======== RECORDED INFORMATION

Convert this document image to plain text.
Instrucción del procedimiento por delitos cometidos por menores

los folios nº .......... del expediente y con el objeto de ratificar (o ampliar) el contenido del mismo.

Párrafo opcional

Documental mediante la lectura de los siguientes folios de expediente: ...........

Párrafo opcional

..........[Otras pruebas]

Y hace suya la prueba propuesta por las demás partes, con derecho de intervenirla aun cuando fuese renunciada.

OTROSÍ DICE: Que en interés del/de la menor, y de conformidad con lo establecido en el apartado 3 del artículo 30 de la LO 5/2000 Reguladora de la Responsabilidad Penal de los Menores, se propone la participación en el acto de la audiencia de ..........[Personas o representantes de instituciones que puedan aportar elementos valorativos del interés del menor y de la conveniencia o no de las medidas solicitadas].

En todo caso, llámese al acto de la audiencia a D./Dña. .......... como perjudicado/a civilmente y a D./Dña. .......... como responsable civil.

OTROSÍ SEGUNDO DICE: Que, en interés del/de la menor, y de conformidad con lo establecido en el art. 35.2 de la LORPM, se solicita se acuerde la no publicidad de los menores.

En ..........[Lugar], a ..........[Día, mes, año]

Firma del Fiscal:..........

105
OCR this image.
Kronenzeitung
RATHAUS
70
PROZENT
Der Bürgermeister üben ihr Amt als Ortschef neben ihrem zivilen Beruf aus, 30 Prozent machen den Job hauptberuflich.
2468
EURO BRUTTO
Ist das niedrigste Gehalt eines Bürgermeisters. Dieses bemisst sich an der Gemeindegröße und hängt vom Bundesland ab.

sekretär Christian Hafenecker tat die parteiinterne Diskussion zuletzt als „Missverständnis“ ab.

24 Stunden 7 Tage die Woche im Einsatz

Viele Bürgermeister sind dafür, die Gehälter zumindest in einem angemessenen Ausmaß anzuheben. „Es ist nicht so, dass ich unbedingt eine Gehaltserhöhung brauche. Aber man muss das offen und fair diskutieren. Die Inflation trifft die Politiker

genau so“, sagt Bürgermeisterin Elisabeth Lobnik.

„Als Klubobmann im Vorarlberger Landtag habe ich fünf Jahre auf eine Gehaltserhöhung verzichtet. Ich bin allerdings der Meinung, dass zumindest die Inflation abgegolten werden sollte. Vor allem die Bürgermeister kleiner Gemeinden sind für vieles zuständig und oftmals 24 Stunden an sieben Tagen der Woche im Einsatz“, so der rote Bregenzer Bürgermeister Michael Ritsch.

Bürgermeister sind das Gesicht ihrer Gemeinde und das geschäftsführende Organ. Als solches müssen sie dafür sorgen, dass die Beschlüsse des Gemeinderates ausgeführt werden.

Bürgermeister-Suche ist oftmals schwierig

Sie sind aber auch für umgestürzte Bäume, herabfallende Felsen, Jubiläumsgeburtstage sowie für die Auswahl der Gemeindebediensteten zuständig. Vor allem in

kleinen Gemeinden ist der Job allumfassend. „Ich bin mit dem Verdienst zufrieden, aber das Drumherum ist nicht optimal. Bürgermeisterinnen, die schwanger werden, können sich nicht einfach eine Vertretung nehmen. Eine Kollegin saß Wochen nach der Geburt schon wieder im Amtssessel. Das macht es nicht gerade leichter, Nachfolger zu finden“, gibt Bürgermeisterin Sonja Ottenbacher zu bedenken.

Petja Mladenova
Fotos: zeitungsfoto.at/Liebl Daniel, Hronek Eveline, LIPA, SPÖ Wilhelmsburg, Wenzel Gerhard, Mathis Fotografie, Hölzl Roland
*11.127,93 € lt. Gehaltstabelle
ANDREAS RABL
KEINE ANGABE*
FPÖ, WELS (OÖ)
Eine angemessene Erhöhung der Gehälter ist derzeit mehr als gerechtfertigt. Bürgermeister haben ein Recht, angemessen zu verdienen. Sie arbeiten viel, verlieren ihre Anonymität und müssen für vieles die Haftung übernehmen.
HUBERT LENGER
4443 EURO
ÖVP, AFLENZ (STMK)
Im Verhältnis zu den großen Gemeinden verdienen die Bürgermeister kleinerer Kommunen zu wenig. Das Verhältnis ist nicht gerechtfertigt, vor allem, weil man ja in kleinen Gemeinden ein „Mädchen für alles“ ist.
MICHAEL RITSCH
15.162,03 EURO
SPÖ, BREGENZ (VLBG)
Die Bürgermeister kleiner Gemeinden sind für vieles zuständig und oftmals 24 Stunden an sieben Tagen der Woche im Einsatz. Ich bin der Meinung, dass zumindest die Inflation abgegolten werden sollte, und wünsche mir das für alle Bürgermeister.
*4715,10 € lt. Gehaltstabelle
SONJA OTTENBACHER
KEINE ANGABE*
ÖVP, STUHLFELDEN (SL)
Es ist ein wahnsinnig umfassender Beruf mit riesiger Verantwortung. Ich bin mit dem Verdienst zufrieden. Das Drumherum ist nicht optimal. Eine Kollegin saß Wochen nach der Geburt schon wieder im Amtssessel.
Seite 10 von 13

================

> GIVEN INSTRUCTION: Set down all of the entries exactly, please.

> EXERCISE RESPONSE:
Convert this document image to plain text.
Instrucción del procedimiento por delitos cometidos por menores

los folios nº .......... del expediente y con el objeto de ratificar (o ampliar) el contenido del mismo.

Párrafo opcional

Documental mediante la lectura de los siguientes folios de expediente: ...........

Párrafo opcional

..........[Otras pruebas]

Y hace suya la prueba propuesta por las demás partes, con derecho de intervenirla aun cuando fuese renunciada.

OTROSÍ DICE: Que en interés del/de la menor, y de conformidad con lo establecido en el apartado 3 del artículo 30 de la LO 5/2000 Reguladora de la Responsabilidad Penal de los Menores, se propone la participación en el acto de la audiencia de ..........[Personas o representantes de instituciones que puedan aportar elementos valorativos del interés del menor y de la conveniencia o no de las medidas solicitadas].

En todo caso, llámese al acto de la audiencia a D./Dña. .......... como perjudicado/a civilmente y a D./Dña. .......... como responsable civil.

OTROSÍ SEGUNDO DICE: Que, en interés del/de la menor, y de conformidad con lo establecido en el art. 35.2 de la LORPM, se solicita se acuerde la no publicidad de los menores.

En ..........[Lugar], a ..........[Día, mes, año]

Firma del Fiscal:..........

105
OCR this image.
Kronenzeitung
RATHAUS
70
PROZENT
Der Bürgermeister üben ihr Amt als Ortschef neben ihrem zivilen Beruf aus, 30 Prozent machen den Job hauptberuflich.
2468
EURO BRUTTO
Ist das niedrigste Gehalt eines Bürgermeisters. Dieses bemisst sich an der Gemeindegröße und hängt vom Bundesland ab.

sekretär Christian Hafenecker tat die parteiinterne Diskussion zuletzt als „Missverständnis“ ab.

24 Stunden 7 Tage die Woche im Einsatz

Viele Bürgermeister sind dafür, die Gehälter zumindest in einem angemessenen Ausmaß anzuheben. „Es ist nicht so, dass ich unbedingt eine Gehaltserhöhung brauche. Aber man muss das offen und fair diskutieren. Die Inflation trifft die Politiker

genau so“, sagt Bürgermeisterin Elisabeth Lobnik.

„Als Klubobmann im Vorarlberger Landtag habe ich fünf Jahre auf eine Gehaltserhöhung verzichtet. Ich bin allerdings der Meinung, dass zumindest die Inflation abgegolten werden sollte. Vor allem die Bürgermeister kleiner Gemeinden sind für vieles zuständig und oftmals 24 Stunden an sieben Tagen der Woche im Einsatz“, so der rote Bregenzer Bürgermeister Michael Ritsch.

Bürgermeister sind das Gesicht ihrer Gemeinde und das geschäftsführende Organ. Als solches müssen sie dafür sorgen, dass die Beschlüsse des Gemeinderates ausgeführt werden.

Bürgermeister-Suche ist oftmals schwierig

Sie sind aber auch für umgestürzte Bäume, herabfallende Felsen, Jubiläumsgeburtstage sowie für die Auswahl der Gemeindebediensteten zuständig. Vor allem in

kleinen Gemeinden ist der Job allumfassend. „Ich bin mit dem Verdienst zufrieden, aber das Drumherum ist nicht optimal. Bürgermeisterinnen, die schwanger werden, können sich nicht einfach eine Vertretung nehmen. Eine Kollegin saß Wochen nach der Geburt schon wieder im Amtssessel. Das macht es nicht gerade leichter, Nachfolger zu finden“, gibt Bürgermeisterin Sonja Ottenbacher zu bedenken.

Petja Mladenova
Fotos: zeitungsfoto.at/Liebl Daniel, Hronek Eveline, LIPA, SPÖ Wilhelmsburg, Wenzel Gerhard, Mathis Fotografie, Hölzl Roland
*11.127,93 € lt. Gehaltstabelle
ANDREAS RABL
KEINE ANGABE*
FPÖ, WELS (OÖ)
Eine angemessene Erhöhung der Gehälter ist derzeit mehr als gerechtfertigt. Bürgermeister haben ein Recht, angemessen zu verdienen. Sie arbeiten viel, verlieren ihre Anonymität und müssen für vieles die Haftung übernehmen.
HUBERT LENGER
4443 EURO
ÖVP, AFLENZ (STMK)
Im Verhältnis zu den großen Gemeinden verdienen die Bürgermeister kleinerer Kommunen zu wenig. Das Verhältnis ist nicht gerechtfertigt, vor allem, weil man ja in kleinen Gemeinden ein „Mädchen für alles“ ist.
MICHAEL RITSCH
15.162,03 EURO
SPÖ, BREGENZ (VLBG)
Die Bürgermeister kleiner Gemeinden sind für vieles zuständig und oftmals 24 Stunden an sieben Tagen der Woche im Einsatz. Ich bin der Meinung, dass zumindest die Inflation abgegolten werden sollte, und wünsche mir das für alle Bürgermeister.
*4715,10 € lt. Gehaltstabelle
SONJA OTTENBACHER
KEINE ANGABE*
ÖVP, STUHLFELDEN (SL)
Es ist ein wahnsinnig umfassender Beruf mit riesiger Verantwortung. Ich bin mit dem Verdienst zufrieden. Das Drumherum ist nicht optimal. Eine Kollegin saß Wochen nach der Geburt schon wieder im Amtssessel.
Seite 10 von 13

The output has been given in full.